### Required tasks:
1. Amend the passage of the dashboard description that opens with the words containing "2024 revenue tied" and closes with "the real ones." by substituting "outstanding invoices" for "accounts receivable", then give that passage in full.
2. Extend the description of the invoice and financial dashboard by writing what follows its final sentence.

### Quoted text:
-- start --
Invoice & Financial Dashboard

One trusted view of profit per product, profit per customer, and the cash owed, built from invoices and reconciled to the accounts within 1.25%. Commercial figures below are illustrative; the reconciliation is real.

Reconciled three conflicting revenue numbers to one trusted figure, then made profit visible per product and per customer for the first time

2024 revenue tied to the official accounts within 1.25%, the gap fully explained by currency timing. With the numbers trusted, gross margin per seed variety, customer profitability, and accounts receivable became visible on a single live view.

Built for Veginova, a seed business selling tomato, pepper, and nightshade varieties across Europe and the Middle East. The reconciliation figures in this piece (the 2024 revenue match, the 1.25% tolerance) are real. The commercial detail (per-product margins, customer profitability, receivables amounts) is illustrative: the shape and scale of the real findings, with the confidential client figures replaced. The method, and the result that mattered, are the real ones.
-- end --
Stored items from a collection
-- start --
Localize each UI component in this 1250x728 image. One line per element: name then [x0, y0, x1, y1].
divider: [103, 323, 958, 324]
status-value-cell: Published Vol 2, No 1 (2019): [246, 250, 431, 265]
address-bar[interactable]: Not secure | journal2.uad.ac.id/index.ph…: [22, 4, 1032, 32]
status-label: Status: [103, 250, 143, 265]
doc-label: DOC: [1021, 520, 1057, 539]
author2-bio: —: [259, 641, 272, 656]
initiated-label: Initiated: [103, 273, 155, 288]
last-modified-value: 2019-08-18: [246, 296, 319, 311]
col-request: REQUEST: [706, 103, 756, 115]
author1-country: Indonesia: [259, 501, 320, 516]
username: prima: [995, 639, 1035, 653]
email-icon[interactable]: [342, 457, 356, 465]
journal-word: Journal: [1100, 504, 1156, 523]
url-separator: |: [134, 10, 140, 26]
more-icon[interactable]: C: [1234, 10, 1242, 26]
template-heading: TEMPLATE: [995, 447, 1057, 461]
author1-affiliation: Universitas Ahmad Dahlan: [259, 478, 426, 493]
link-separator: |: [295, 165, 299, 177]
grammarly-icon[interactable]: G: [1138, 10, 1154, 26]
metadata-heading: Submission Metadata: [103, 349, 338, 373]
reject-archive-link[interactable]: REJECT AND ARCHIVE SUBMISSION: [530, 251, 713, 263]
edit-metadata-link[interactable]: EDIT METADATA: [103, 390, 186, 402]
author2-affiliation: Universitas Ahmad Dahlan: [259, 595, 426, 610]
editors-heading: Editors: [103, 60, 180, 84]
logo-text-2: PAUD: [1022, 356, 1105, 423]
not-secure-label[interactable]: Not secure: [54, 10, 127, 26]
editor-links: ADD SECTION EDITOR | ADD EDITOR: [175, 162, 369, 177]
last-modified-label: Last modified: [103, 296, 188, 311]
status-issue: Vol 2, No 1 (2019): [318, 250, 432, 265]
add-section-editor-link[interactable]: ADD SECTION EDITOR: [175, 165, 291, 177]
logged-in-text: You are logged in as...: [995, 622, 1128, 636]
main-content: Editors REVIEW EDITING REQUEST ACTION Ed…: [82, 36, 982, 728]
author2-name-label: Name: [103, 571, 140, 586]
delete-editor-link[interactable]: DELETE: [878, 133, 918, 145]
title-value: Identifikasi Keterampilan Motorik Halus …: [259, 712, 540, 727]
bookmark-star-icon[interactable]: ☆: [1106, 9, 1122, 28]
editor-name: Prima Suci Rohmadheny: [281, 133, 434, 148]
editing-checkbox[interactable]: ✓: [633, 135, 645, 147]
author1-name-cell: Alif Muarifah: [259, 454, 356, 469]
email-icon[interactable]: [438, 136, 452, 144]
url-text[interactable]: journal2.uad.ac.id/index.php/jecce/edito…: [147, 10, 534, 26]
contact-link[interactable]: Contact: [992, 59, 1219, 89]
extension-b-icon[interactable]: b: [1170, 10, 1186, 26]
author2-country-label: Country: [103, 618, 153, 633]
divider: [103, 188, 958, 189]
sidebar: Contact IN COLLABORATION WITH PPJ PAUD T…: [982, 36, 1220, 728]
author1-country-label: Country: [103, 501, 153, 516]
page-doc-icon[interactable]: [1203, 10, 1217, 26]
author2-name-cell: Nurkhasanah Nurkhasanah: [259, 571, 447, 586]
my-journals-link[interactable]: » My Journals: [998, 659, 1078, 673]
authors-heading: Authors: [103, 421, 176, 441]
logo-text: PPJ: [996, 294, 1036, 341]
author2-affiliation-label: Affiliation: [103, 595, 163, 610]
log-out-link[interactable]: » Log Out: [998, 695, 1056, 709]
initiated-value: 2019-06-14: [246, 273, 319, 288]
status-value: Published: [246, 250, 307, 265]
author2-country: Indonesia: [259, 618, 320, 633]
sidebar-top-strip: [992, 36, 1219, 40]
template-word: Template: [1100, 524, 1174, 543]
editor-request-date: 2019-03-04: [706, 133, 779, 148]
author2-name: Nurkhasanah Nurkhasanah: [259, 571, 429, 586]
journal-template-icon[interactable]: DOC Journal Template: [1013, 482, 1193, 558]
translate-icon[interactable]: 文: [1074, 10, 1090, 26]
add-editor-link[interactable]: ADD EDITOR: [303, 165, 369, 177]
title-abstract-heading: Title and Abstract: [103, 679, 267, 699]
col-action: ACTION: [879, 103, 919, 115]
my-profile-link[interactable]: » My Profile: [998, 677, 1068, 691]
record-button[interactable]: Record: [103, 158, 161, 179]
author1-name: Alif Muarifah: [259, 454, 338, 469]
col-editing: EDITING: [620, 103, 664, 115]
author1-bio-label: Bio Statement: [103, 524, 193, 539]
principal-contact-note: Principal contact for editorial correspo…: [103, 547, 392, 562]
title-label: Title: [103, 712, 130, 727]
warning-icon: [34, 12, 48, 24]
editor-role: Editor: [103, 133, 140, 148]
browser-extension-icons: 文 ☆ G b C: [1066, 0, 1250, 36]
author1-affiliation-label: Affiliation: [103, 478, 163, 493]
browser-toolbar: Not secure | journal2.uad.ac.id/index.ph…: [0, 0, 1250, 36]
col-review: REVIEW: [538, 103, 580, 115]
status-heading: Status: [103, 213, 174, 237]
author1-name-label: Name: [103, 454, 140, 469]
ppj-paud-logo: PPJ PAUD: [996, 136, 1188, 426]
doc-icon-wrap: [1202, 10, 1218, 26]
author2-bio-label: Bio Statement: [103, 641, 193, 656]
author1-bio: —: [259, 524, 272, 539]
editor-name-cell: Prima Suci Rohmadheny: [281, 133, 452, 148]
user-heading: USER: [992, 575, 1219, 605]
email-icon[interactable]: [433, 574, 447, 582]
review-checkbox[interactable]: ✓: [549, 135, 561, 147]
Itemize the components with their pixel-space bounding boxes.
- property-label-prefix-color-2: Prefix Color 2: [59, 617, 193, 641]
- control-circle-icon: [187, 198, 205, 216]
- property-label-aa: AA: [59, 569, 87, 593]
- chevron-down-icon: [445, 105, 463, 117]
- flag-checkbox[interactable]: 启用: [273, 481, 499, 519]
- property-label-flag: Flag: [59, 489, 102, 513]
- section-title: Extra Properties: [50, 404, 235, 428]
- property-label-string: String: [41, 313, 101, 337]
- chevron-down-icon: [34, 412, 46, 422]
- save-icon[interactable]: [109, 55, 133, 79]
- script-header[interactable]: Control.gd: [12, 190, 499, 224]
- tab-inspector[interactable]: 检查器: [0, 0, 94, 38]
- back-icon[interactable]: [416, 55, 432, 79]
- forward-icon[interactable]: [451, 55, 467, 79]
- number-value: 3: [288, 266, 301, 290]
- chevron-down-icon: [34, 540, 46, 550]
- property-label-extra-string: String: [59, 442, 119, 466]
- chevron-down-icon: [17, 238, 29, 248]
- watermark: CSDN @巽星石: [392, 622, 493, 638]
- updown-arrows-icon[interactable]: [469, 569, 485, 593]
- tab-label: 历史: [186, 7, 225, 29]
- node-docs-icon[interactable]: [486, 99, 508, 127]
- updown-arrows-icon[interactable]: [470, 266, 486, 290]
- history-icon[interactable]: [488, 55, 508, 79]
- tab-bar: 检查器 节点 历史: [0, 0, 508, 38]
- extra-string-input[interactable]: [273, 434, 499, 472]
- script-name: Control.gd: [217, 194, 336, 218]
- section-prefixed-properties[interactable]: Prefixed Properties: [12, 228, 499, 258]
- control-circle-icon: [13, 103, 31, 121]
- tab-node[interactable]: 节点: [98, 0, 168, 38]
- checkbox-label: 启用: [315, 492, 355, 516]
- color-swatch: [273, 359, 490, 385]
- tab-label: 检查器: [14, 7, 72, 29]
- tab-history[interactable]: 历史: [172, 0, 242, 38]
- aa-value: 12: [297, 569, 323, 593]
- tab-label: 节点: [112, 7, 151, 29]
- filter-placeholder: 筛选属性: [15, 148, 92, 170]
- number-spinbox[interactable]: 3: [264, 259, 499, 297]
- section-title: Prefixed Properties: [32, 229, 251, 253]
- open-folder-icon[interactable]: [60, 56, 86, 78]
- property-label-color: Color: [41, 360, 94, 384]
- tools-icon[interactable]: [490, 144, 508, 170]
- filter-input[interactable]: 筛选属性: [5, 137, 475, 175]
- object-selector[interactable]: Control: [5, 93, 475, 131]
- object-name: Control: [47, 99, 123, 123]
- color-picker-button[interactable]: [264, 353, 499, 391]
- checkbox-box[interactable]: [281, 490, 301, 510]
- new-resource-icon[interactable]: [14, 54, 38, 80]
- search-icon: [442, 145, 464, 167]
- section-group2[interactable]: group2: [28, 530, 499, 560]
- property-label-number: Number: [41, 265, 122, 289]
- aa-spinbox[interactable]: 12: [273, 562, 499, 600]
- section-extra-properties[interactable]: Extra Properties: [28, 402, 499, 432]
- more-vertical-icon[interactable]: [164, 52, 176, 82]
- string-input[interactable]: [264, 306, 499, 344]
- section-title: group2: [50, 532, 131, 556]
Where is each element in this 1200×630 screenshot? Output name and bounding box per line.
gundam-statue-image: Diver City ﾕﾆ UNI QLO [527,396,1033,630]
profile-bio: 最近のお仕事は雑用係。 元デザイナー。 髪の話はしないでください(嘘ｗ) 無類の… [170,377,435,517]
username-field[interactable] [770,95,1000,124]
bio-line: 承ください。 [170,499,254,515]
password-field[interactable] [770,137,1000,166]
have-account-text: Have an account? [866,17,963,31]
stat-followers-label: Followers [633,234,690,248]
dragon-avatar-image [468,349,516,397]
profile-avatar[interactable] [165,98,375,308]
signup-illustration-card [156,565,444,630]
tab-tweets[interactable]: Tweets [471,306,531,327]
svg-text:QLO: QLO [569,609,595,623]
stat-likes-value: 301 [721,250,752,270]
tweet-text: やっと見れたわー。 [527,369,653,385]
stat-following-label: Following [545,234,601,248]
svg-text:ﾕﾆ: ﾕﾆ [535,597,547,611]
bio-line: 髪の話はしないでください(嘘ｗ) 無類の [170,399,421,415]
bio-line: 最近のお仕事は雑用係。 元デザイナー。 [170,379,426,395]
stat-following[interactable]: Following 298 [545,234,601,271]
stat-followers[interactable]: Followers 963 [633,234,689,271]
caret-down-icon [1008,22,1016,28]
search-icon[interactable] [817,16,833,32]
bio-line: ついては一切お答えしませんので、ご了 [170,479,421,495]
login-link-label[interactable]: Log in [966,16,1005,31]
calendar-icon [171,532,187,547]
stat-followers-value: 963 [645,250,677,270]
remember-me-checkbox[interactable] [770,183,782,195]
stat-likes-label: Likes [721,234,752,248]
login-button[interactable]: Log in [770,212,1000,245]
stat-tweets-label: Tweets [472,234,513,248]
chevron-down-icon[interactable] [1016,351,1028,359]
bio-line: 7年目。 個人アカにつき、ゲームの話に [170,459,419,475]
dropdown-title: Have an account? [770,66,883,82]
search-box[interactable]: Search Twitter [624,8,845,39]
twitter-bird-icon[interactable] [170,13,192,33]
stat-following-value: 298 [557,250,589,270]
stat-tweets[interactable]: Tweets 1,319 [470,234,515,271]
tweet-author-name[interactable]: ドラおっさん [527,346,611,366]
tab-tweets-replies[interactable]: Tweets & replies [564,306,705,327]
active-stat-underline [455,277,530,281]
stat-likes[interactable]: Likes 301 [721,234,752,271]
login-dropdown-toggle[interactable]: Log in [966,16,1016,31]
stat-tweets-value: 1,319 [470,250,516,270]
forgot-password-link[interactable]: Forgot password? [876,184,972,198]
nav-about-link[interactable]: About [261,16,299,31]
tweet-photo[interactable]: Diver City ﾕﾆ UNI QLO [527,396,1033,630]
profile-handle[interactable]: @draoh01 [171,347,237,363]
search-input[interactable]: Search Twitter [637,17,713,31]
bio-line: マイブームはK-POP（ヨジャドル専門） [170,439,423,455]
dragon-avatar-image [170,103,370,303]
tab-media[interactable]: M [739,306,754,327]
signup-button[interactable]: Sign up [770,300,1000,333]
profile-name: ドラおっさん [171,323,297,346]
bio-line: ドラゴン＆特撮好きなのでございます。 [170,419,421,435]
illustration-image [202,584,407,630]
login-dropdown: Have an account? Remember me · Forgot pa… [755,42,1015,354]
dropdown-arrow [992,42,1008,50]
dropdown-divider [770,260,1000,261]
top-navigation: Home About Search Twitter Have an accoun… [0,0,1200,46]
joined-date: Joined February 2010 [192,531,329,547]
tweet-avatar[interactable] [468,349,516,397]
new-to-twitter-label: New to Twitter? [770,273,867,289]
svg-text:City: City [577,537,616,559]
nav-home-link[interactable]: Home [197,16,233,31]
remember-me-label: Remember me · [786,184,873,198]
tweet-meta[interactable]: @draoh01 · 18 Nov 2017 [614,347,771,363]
-- end --
### Answer list:
1.
2024 revenue tied to the official accounts within 1.25%, the gap fully explained by currency timing. With the numbers trusted, gross margin per seed variety, customer profitability, and outstanding invoices became visible on a single live view.

Built for Veginova, a seed business selling tomato, pepper, and nightshade varieties across Europe and the Middle East. The reconciliation figures in this piece (the 2024 revenue match, the 1.25% tolerance) are real. The commercial detail (per-product margins, customer profitability, receivables amounts) is illustrative: the shape and scale of the real findings, with the confidential client figures replaced. The method, and the result that mattered, are the real ones.

2.
The problem

Like many small businesses, Veginova’s numbers lived in two places that didn’t agree. The official accounts were structured for tax, which meant they hid the real commercial picture: which products actually made money, which customers were worth keeping, and how much cash was tied up in unpaid invoices.

Leadership couldn’t answer basic commercial questions with confidence:

  • What’s the real gross margin on each seed variety?
  • Which customers drive profit, and which just drive volume?
  • How much money is owed to us right now, and when will it arrive?

The accounts said one thing. The invoices said another. Nobody could trust a single number, and you can’t make a commercial decision on a number you don’t trust. That distrust is common at this level. In a 2024 BlackLine survey of more than 1,300 finance leaders, nearly 40% of CFOs said they don’t completely trust their own organisation’s financial data. Veginova was living that problem.

What I did

I made one decision that shaped everything: the invoices are the truth. They’re the record of what was actually sold, to whom, at what price. The tax accounts became a cross-check, not the source.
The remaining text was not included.